Extract the data exactly, missing nothing.

## BEGIN Data supplied

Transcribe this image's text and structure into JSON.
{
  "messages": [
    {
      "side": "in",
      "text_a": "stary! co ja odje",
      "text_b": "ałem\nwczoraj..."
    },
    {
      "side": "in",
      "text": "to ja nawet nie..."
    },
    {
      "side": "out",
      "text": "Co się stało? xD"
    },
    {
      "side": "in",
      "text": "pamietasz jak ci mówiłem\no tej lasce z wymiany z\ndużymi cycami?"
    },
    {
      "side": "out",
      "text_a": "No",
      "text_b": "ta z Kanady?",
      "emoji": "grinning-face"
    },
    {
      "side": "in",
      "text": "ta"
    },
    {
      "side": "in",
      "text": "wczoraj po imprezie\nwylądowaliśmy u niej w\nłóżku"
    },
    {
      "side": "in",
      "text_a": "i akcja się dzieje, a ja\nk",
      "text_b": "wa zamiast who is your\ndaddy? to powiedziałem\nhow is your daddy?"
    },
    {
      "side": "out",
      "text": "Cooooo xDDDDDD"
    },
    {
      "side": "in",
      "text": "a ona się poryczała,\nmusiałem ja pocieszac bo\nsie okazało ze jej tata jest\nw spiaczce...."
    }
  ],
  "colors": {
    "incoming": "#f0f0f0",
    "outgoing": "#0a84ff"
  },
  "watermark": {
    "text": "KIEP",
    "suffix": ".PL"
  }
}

## END Data supplied

Exercise output:
Transcribe this image's text and structure into JSON.
{
  "messages": [
    {
      "side": "in",
      "text_a": "stary! co ja odje",
      "text_b": "ałem\nwczoraj..."
    },
    {
      "side": "in",
      "text": "to ja nawet nie..."
    },
    {
      "side": "out",
      "text": "Co się stało? xD"
    },
    {
      "side": "in",
      "text": "pamietasz jak ci mówiłem\no tej lasce z wymiany z\ndużymi cycami?"
    },
    {
      "side": "out",
      "text_a": "No",
      "text_b": "ta z Kanady?",
      "emoji": "grinning-face"
    },
    {
      "side": "in",
      "text": "ta"
    },
    {
      "side": "in",
      "text": "wczoraj po imprezie\nwylądowaliśmy u niej w\nłóżku"
    },
    {
      "side": "in",
      "text_a": "i akcja się dzieje, a ja\nk",
      "text_b": "wa zamiast who is your\ndaddy? to powiedziałem\nhow is your daddy?"
    },
    {
      "side": "out",
      "text": "Cooooo xDDDDDD"
    },
    {
      "side": "in",
      "text": "a ona się poryczała,\nmusiałem ja pocieszac bo\nsie okazało ze jej tata jest\nw spiaczce...."
    }
  ],
  "colors": {
    "incoming": "#f0f0f0",
    "outgoing": "#0a84ff"
  },
  "watermark": {
    "text": "KIEP",
    "suffix": ".PL"
  }
}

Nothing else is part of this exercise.